(Records)
begin

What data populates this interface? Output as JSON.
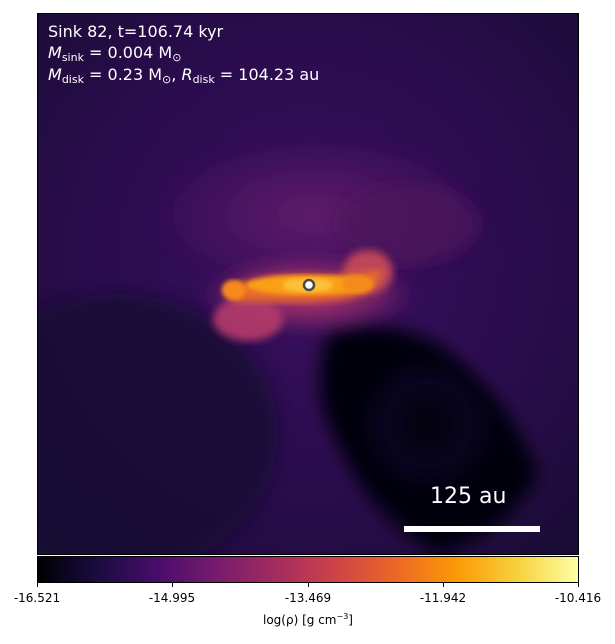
{
  "annotation": {
    "line1": "Sink 82, t=106.74 kyr",
    "msink_symbol": "M",
    "msink_sub": "sink",
    "msink_value": " = 0.004 M",
    "sun_symbol": "⊙",
    "mdisk_symbol": "M",
    "mdisk_sub": "disk",
    "mdisk_value": " = 0.23 M",
    "rdisk_sep": ", ",
    "rdisk_symbol": "R",
    "rdisk_sub": "disk",
    "rdisk_value": " = 104.23 au"
  },
  "scalebar": {
    "label": "125 au"
  },
  "colorbar": {
    "colormap": "inferno",
    "ticks": [
      "-16.521",
      "-14.995",
      "-13.469",
      "-11.942",
      "-10.416"
    ],
    "label_main": "log(ρ) [g cm",
    "label_exp": "−3",
    "label_close": "]"
  },
  "colors": {
    "background_dark": "#1a0b3a",
    "disk_hot": "#fca50a",
    "sink_marker_fill": "#ffffff",
    "sink_marker_edge": "#444444"
  }
}
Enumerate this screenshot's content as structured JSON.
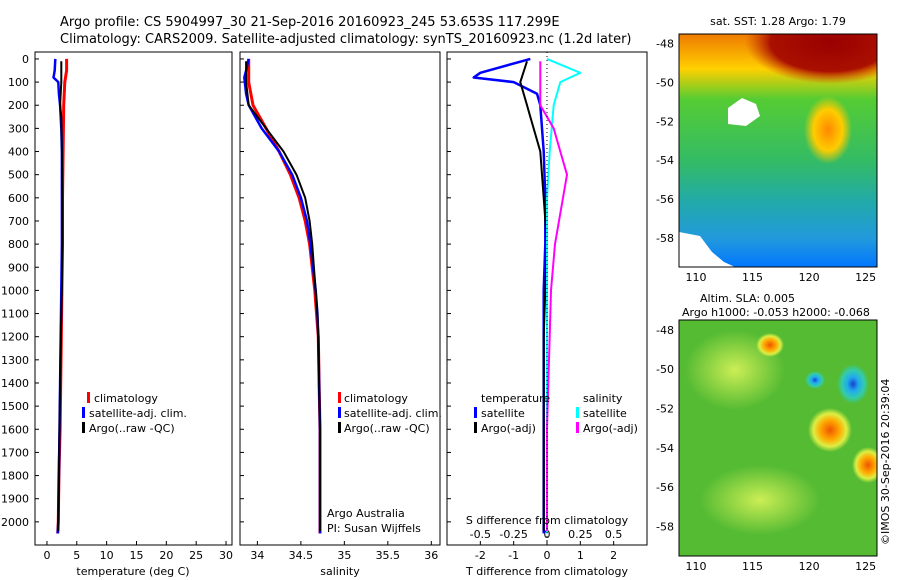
{
  "header": {
    "line1": "Argo profile: CS 5904997_30 21-Sep-2016 20160923_245 53.653S 117.299E",
    "line2": "Climatology: CARS2009. Satellite-adjusted climatology: synTS_20160923.nc (1.2d later)"
  },
  "colors": {
    "climatology": "#ff0000",
    "satellite": "#0000ff",
    "argo": "#000000",
    "sat_salinity": "#00ffff",
    "argo_salinity": "#ff00ff",
    "dotted": "#000000"
  },
  "depth_ticks": [
    "0",
    "100",
    "200",
    "300",
    "400",
    "500",
    "600",
    "700",
    "800",
    "900",
    "1000",
    "1100",
    "1200",
    "1300",
    "1400",
    "1500",
    "1600",
    "1700",
    "1800",
    "1900",
    "2000"
  ],
  "panels": {
    "temperature": {
      "xlabel": "temperature (deg C)",
      "xticks": [
        "0",
        "5",
        "10",
        "15",
        "20",
        "25",
        "30"
      ],
      "legend": [
        "climatology",
        "satellite-adj. clim.",
        "Argo(..raw -QC)"
      ]
    },
    "salinity": {
      "xlabel": "salinity",
      "xticks": [
        "34",
        "34.5",
        "35",
        "35.5",
        "36"
      ],
      "legend": [
        "climatology",
        "satellite-adj. clim.",
        "Argo(..raw -QC)"
      ],
      "note1": "Argo Australia",
      "note2": "PI: Susan Wijffels"
    },
    "difference": {
      "xlabel": "T difference from climatology",
      "xticks": [
        "-2",
        "-1",
        "0",
        "1",
        "2"
      ],
      "top_label": "S difference from climatology",
      "top_ticks": [
        "-0.5",
        "-0.25",
        "0",
        "0.25",
        "0.5"
      ],
      "legend_temp_title": "temperature",
      "legend_sal_title": "salinity",
      "legend_temp": [
        "satellite",
        "Argo(-adj)"
      ],
      "legend_sal": [
        "satellite",
        "Argo(-adj)"
      ]
    }
  },
  "maps": {
    "sst_title": "sat. SST: 1.28 Argo: 1.79",
    "sla_title1": "Altim. SLA: 0.005",
    "sla_title2": "Argo h1000: -0.053 h2000: -0.068",
    "lat_ticks": [
      "-48",
      "-50",
      "-52",
      "-54",
      "-56",
      "-58"
    ],
    "lon_ticks": [
      "110",
      "115",
      "120",
      "125"
    ],
    "credit": "©IMOS 30-Sep-2016 20:39:04"
  },
  "chart_data": [
    {
      "type": "line",
      "title": "",
      "xlabel": "temperature (deg C)",
      "ylabel": "",
      "xlim": [
        -2,
        31
      ],
      "ylim": [
        2100,
        0
      ],
      "series": [
        {
          "name": "climatology",
          "points": [
            [
              3.3,
              0
            ],
            [
              3.3,
              50
            ],
            [
              3.0,
              100
            ],
            [
              2.8,
              200
            ],
            [
              2.7,
              400
            ],
            [
              2.6,
              600
            ],
            [
              2.6,
              800
            ],
            [
              2.5,
              1000
            ],
            [
              2.4,
              1200
            ],
            [
              2.3,
              1400
            ],
            [
              2.2,
              1600
            ],
            [
              2.0,
              1800
            ],
            [
              1.9,
              2000
            ],
            [
              1.8,
              2050
            ]
          ]
        },
        {
          "name": "satellite-adj. clim.",
          "points": [
            [
              1.4,
              0
            ],
            [
              1.3,
              50
            ],
            [
              1.1,
              80
            ],
            [
              1.9,
              100
            ],
            [
              2.0,
              150
            ],
            [
              2.2,
              200
            ],
            [
              2.4,
              300
            ],
            [
              2.5,
              400
            ],
            [
              2.5,
              600
            ],
            [
              2.5,
              800
            ],
            [
              2.4,
              1000
            ],
            [
              2.3,
              1200
            ],
            [
              2.2,
              1400
            ],
            [
              2.1,
              1600
            ],
            [
              2.0,
              1800
            ],
            [
              1.9,
              2000
            ],
            [
              1.8,
              2050
            ]
          ]
        },
        {
          "name": "Argo(..raw -QC)",
          "points": [
            [
              2.4,
              10
            ],
            [
              2.4,
              100
            ],
            [
              2.2,
              200
            ],
            [
              2.4,
              250
            ],
            [
              2.5,
              400
            ],
            [
              2.6,
              600
            ],
            [
              2.6,
              800
            ],
            [
              2.5,
              1000
            ],
            [
              2.3,
              1200
            ],
            [
              2.2,
              1400
            ],
            [
              2.1,
              1600
            ],
            [
              2.0,
              1800
            ],
            [
              1.9,
              2000
            ],
            [
              1.9,
              2040
            ]
          ]
        }
      ]
    },
    {
      "type": "line",
      "title": "",
      "xlabel": "salinity",
      "ylabel": "",
      "xlim": [
        33.8,
        36.1
      ],
      "ylim": [
        2100,
        0
      ],
      "series": [
        {
          "name": "climatology",
          "points": [
            [
              33.9,
              0
            ],
            [
              33.9,
              100
            ],
            [
              33.95,
              200
            ],
            [
              34.1,
              300
            ],
            [
              34.25,
              400
            ],
            [
              34.38,
              500
            ],
            [
              34.48,
              600
            ],
            [
              34.55,
              700
            ],
            [
              34.6,
              800
            ],
            [
              34.63,
              900
            ],
            [
              34.66,
              1000
            ],
            [
              34.68,
              1100
            ],
            [
              34.7,
              1200
            ],
            [
              34.71,
              1400
            ],
            [
              34.72,
              1600
            ],
            [
              34.72,
              1800
            ],
            [
              34.72,
              2000
            ],
            [
              34.72,
              2050
            ]
          ]
        },
        {
          "name": "satellite-adj. clim.",
          "points": [
            [
              33.9,
              0
            ],
            [
              33.87,
              50
            ],
            [
              33.85,
              80
            ],
            [
              33.87,
              150
            ],
            [
              33.9,
              200
            ],
            [
              34.05,
              300
            ],
            [
              34.25,
              400
            ],
            [
              34.4,
              500
            ],
            [
              34.5,
              600
            ],
            [
              34.57,
              700
            ],
            [
              34.61,
              800
            ],
            [
              34.64,
              900
            ],
            [
              34.67,
              1000
            ],
            [
              34.69,
              1100
            ],
            [
              34.7,
              1200
            ],
            [
              34.71,
              1400
            ],
            [
              34.72,
              1600
            ],
            [
              34.72,
              1800
            ],
            [
              34.72,
              2000
            ],
            [
              34.72,
              2050
            ]
          ]
        },
        {
          "name": "Argo(..raw -QC)",
          "points": [
            [
              33.87,
              10
            ],
            [
              33.87,
              100
            ],
            [
              33.9,
              200
            ],
            [
              34.1,
              300
            ],
            [
              34.3,
              400
            ],
            [
              34.45,
              500
            ],
            [
              34.55,
              600
            ],
            [
              34.6,
              700
            ],
            [
              34.63,
              800
            ],
            [
              34.65,
              900
            ],
            [
              34.67,
              1000
            ],
            [
              34.69,
              1100
            ],
            [
              34.7,
              1200
            ],
            [
              34.71,
              1400
            ],
            [
              34.72,
              1600
            ],
            [
              34.72,
              1800
            ],
            [
              34.72,
              2000
            ],
            [
              34.72,
              2040
            ]
          ]
        }
      ]
    },
    {
      "type": "line",
      "title": "",
      "xlabel": "T difference from climatology",
      "ylabel": "",
      "xlim": [
        -3,
        3
      ],
      "ylim": [
        2100,
        0
      ],
      "series": [
        {
          "name": "temperature satellite",
          "points": [
            [
              -0.5,
              0
            ],
            [
              -2.0,
              60
            ],
            [
              -2.2,
              80
            ],
            [
              -1.0,
              100
            ],
            [
              -0.3,
              150
            ],
            [
              -0.2,
              200
            ],
            [
              -0.1,
              400
            ],
            [
              -0.05,
              600
            ],
            [
              -0.05,
              800
            ],
            [
              -0.1,
              1000
            ],
            [
              -0.1,
              1200
            ],
            [
              -0.1,
              1400
            ],
            [
              -0.1,
              1600
            ],
            [
              -0.1,
              1800
            ],
            [
              -0.1,
              2000
            ],
            [
              -0.1,
              2050
            ]
          ]
        },
        {
          "name": "temperature Argo(-adj)",
          "points": [
            [
              -0.6,
              10
            ],
            [
              -0.8,
              100
            ],
            [
              -0.6,
              200
            ],
            [
              -0.5,
              250
            ],
            [
              -0.2,
              400
            ],
            [
              -0.1,
              600
            ],
            [
              0.0,
              800
            ],
            [
              -0.05,
              1000
            ],
            [
              -0.1,
              1200
            ],
            [
              -0.1,
              1400
            ],
            [
              -0.1,
              1600
            ],
            [
              -0.1,
              1800
            ],
            [
              -0.1,
              2000
            ],
            [
              -0.1,
              2040
            ]
          ]
        },
        {
          "name": "salinity satellite",
          "points": [
            [
              0.0,
              0
            ],
            [
              0.25,
              60
            ],
            [
              0.1,
              100
            ],
            [
              0.05,
              200
            ],
            [
              0.02,
              400
            ],
            [
              0.0,
              600
            ],
            [
              0.0,
              1000
            ],
            [
              0.0,
              1400
            ],
            [
              0.0,
              1800
            ],
            [
              0.0,
              2050
            ]
          ]
        },
        {
          "name": "salinity Argo(-adj)",
          "points": [
            [
              -0.05,
              10
            ],
            [
              -0.05,
              100
            ],
            [
              -0.05,
              200
            ],
            [
              0.05,
              300
            ],
            [
              0.1,
              400
            ],
            [
              0.15,
              500
            ],
            [
              0.12,
              600
            ],
            [
              0.06,
              800
            ],
            [
              0.03,
              1000
            ],
            [
              0.02,
              1200
            ],
            [
              0.01,
              1400
            ],
            [
              0.0,
              1600
            ],
            [
              0.0,
              1800
            ],
            [
              0.0,
              2000
            ],
            [
              0.0,
              2040
            ]
          ]
        }
      ]
    },
    {
      "type": "heatmap",
      "title": "sat. SST: 1.28 Argo: 1.79",
      "xlim": [
        108.5,
        126
      ],
      "ylim": [
        -59.5,
        -47.5
      ],
      "colors": [
        "#8a0000",
        "#ff7700",
        "#44bb33",
        "#22aa88",
        "#2288dd"
      ]
    },
    {
      "type": "heatmap",
      "title": "Altim. SLA: 0.005",
      "xlim": [
        108.5,
        126
      ],
      "ylim": [
        -59.5,
        -47.5
      ],
      "colors": [
        "#44bb33",
        "#a0e040",
        "#ff7700",
        "#2288dd"
      ]
    }
  ]
}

end

**EXERCISE AIM:**
Search the material above for "temperature". Pull out each line where it shows up.

**RESPONSE FOR THIS EXERCISE:**
    "temperature": {
      "xlabel": "temperature (deg C)",
      "legend_temp_title": "temperature",
      "xlabel": "temperature (deg C)",
          "name": "temperature satellite",
          "name": "temperature Argo(-adj)",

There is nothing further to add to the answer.